__Written task__.
Restate the records below word for word, and omit the images they hold.

__Source material__.
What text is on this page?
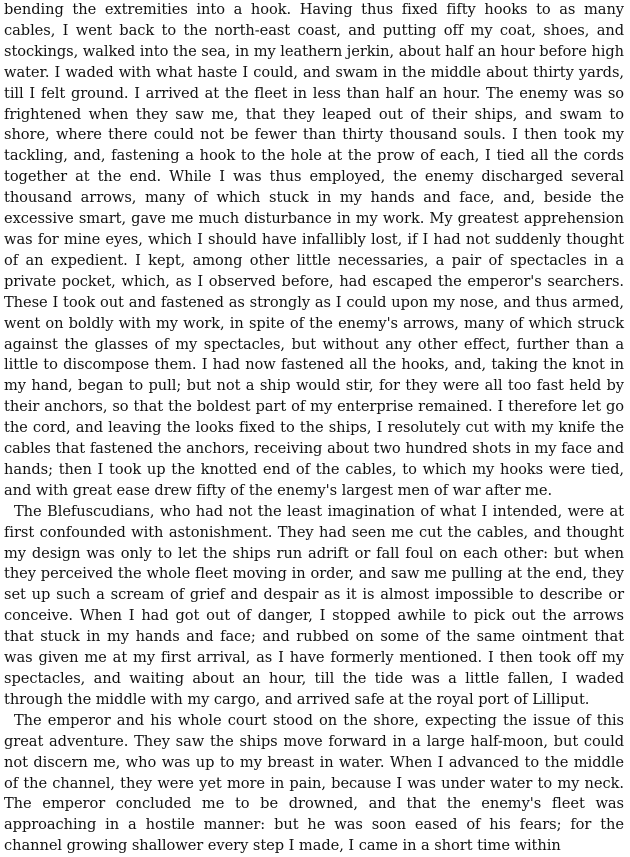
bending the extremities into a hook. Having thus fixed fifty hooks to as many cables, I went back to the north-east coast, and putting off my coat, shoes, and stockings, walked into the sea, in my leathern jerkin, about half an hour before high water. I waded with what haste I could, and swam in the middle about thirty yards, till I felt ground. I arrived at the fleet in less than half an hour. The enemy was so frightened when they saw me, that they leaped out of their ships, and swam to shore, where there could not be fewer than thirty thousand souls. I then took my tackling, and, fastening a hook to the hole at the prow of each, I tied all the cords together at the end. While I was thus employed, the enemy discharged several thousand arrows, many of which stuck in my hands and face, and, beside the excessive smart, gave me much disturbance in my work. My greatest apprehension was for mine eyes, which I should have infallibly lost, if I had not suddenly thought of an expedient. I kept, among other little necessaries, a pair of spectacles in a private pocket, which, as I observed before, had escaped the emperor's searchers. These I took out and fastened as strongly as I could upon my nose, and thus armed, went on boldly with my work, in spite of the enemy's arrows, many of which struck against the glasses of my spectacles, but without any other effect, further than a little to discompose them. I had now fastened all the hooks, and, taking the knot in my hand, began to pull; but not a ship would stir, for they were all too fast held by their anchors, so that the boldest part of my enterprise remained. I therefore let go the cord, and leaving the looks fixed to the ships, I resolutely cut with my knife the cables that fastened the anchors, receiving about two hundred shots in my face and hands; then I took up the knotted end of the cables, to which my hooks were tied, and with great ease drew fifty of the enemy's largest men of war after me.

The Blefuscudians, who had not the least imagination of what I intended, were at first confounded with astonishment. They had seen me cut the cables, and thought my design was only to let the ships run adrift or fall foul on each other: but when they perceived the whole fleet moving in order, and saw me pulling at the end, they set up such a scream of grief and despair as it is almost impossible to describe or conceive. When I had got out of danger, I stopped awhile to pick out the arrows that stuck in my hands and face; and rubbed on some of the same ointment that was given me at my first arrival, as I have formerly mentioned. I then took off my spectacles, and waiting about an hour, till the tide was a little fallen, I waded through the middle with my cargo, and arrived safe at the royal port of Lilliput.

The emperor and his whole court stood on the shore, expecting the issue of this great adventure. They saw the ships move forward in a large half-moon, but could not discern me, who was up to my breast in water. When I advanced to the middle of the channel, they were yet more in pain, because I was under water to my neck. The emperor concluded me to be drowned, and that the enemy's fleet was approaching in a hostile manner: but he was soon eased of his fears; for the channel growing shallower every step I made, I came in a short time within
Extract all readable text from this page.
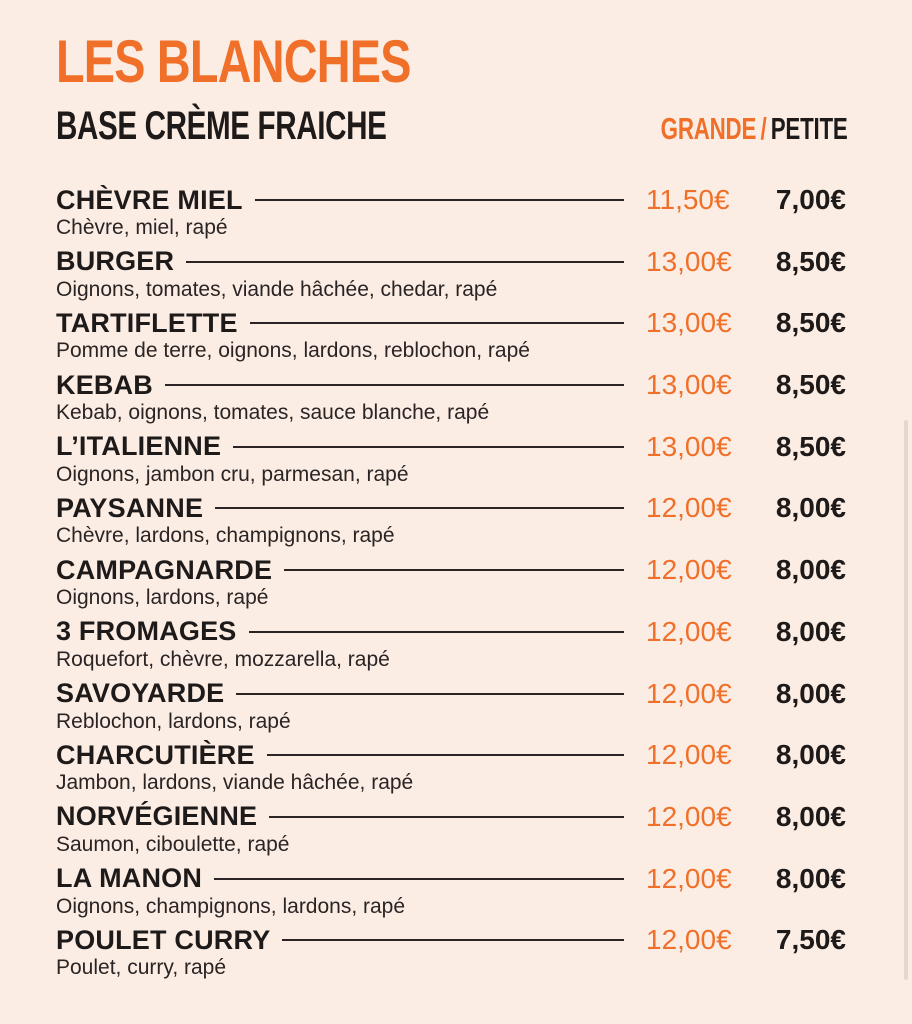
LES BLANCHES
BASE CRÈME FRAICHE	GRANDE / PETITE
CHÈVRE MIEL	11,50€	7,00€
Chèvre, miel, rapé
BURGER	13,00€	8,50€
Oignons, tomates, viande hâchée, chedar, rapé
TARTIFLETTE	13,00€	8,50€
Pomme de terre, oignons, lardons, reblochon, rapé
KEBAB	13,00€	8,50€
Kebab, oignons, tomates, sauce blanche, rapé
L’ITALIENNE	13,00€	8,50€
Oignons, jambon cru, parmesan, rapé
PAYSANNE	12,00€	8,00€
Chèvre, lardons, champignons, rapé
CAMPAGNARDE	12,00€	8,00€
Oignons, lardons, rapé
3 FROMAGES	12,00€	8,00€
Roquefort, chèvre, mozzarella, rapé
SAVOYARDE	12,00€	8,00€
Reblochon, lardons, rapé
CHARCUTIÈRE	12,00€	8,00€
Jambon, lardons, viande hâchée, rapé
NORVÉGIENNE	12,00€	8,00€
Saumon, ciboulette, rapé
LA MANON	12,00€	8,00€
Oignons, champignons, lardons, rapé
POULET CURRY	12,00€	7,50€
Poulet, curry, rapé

__Full response__.
What text is on this page?
bending the extremities into a hook. Having thus fixed fifty hooks to as many cables, I went back to the north-east coast, and putting off my coat, shoes, and stockings, walked into the sea, in my leathern jerkin, about half an hour before high water. I waded with what haste I could, and swam in the middle about thirty yards, till I felt ground. I arrived at the fleet in less than half an hour. The enemy was so frightened when they saw me, that they leaped out of their ships, and swam to shore, where there could not be fewer than thirty thousand souls. I then took my tackling, and, fastening a hook to the hole at the prow of each, I tied all the cords together at the end. While I was thus employed, the enemy discharged several thousand arrows, many of which stuck in my hands and face, and, beside the excessive smart, gave me much disturbance in my work. My greatest apprehension was for mine eyes, which I should have infallibly lost, if I had not suddenly thought of an expedient. I kept, among other little necessaries, a pair of spectacles in a private pocket, which, as I observed before, had escaped the emperor's searchers. These I took out and fastened as strongly as I could upon my nose, and thus armed, went on boldly with my work, in spite of the enemy's arrows, many of which struck against the glasses of my spectacles, but without any other effect, further than a little to discompose them. I had now fastened all the hooks, and, taking the knot in my hand, began to pull; but not a ship would stir, for they were all too fast held by their anchors, so that the boldest part of my enterprise remained. I therefore let go the cord, and leaving the looks fixed to the ships, I resolutely cut with my knife the cables that fastened the anchors, receiving about two hundred shots in my face and hands; then I took up the knotted end of the cables, to which my hooks were tied, and with great ease drew fifty of the enemy's largest men of war after me.

The Blefuscudians, who had not the least imagination of what I intended, were at first confounded with astonishment. They had seen me cut the cables, and thought my design was only to let the ships run adrift or fall foul on each other: but when they perceived the whole fleet moving in order, and saw me pulling at the end, they set up such a scream of grief and despair as it is almost impossible to describe or conceive. When I had got out of danger, I stopped awhile to pick out the arrows that stuck in my hands and face; and rubbed on some of the same ointment that was given me at my first arrival, as I have formerly mentioned. I then took off my spectacles, and waiting about an hour, till the tide was a little fallen, I waded through the middle with my cargo, and arrived safe at the royal port of Lilliput.

The emperor and his whole court stood on the shore, expecting the issue of this great adventure. They saw the ships move forward in a large half-moon, but could not discern me, who was up to my breast in water. When I advanced to the middle of the channel, they were yet more in pain, because I was under water to my neck. The emperor concluded me to be drowned, and that the enemy's fleet was approaching in a hostile manner: but he was soon eased of his fears; for the channel growing shallower every step I made, I came in a short time within
Extract all readable text from this page.
LES BLANCHES
BASE CRÈME FRAICHE	GRANDE / PETITE
CHÈVRE MIEL	11,50€	7,00€
Chèvre, miel, rapé
BURGER	13,00€	8,50€
Oignons, tomates, viande hâchée, chedar, rapé
TARTIFLETTE	13,00€	8,50€
Pomme de terre, oignons, lardons, reblochon, rapé
KEBAB	13,00€	8,50€
Kebab, oignons, tomates, sauce blanche, rapé
L’ITALIENNE	13,00€	8,50€
Oignons, jambon cru, parmesan, rapé
PAYSANNE	12,00€	8,00€
Chèvre, lardons, champignons, rapé
CAMPAGNARDE	12,00€	8,00€
Oignons, lardons, rapé
3 FROMAGES	12,00€	8,00€
Roquefort, chèvre, mozzarella, rapé
SAVOYARDE	12,00€	8,00€
Reblochon, lardons, rapé
CHARCUTIÈRE	12,00€	8,00€
Jambon, lardons, viande hâchée, rapé
NORVÉGIENNE	12,00€	8,00€
Saumon, ciboulette, rapé
LA MANON	12,00€	8,00€
Oignons, champignons, lardons, rapé
POULET CURRY	12,00€	7,50€
Poulet, curry, rapé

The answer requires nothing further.